Work required. Can you retype every record below exactly as written?

[Stored data]

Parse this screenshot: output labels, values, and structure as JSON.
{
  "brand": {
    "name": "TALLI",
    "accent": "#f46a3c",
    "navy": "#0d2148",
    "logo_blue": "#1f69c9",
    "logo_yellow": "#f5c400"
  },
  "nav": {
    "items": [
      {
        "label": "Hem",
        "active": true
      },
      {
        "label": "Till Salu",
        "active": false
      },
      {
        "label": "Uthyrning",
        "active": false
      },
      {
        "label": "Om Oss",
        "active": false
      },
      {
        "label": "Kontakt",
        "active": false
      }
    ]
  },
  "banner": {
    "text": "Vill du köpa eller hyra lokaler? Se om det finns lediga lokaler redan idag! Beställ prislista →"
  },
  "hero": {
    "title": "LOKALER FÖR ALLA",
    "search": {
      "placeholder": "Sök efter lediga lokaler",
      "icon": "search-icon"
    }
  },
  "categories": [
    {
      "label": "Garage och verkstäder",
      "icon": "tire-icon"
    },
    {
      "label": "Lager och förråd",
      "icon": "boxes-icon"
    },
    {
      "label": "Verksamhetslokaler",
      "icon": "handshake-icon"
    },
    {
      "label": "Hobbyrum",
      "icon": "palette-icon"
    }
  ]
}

Solution to this exercise.
Parse this screenshot: output labels, values, and structure as JSON.
{
  "brand": {
    "name": "TALLI",
    "accent": "#f46a3c",
    "navy": "#0d2148",
    "logo_blue": "#1f69c9",
    "logo_yellow": "#f5c400"
  },
  "nav": {
    "items": [
      {
        "label": "Hem",
        "active": true
      },
      {
        "label": "Till Salu",
        "active": false
      },
      {
        "label": "Uthyrning",
        "active": false
      },
      {
        "label": "Om Oss",
        "active": false
      },
      {
        "label": "Kontakt",
        "active": false
      }
    ]
  },
  "banner": {
    "text": "Vill du köpa eller hyra lokaler? Se om det finns lediga lokaler redan idag! Beställ prislista →"
  },
  "hero": {
    "title": "LOKALER FÖR ALLA",
    "search": {
      "placeholder": "Sök efter lediga lokaler",
      "icon": "search-icon"
    }
  },
  "categories": [
    {
      "label": "Garage och verkstäder",
      "icon": "tire-icon"
    },
    {
      "label": "Lager och förråd",
      "icon": "boxes-icon"
    },
    {
      "label": "Verksamhetslokaler",
      "icon": "handshake-icon"
    },
    {
      "label": "Hobbyrum",
      "icon": "palette-icon"
    }
  ]
}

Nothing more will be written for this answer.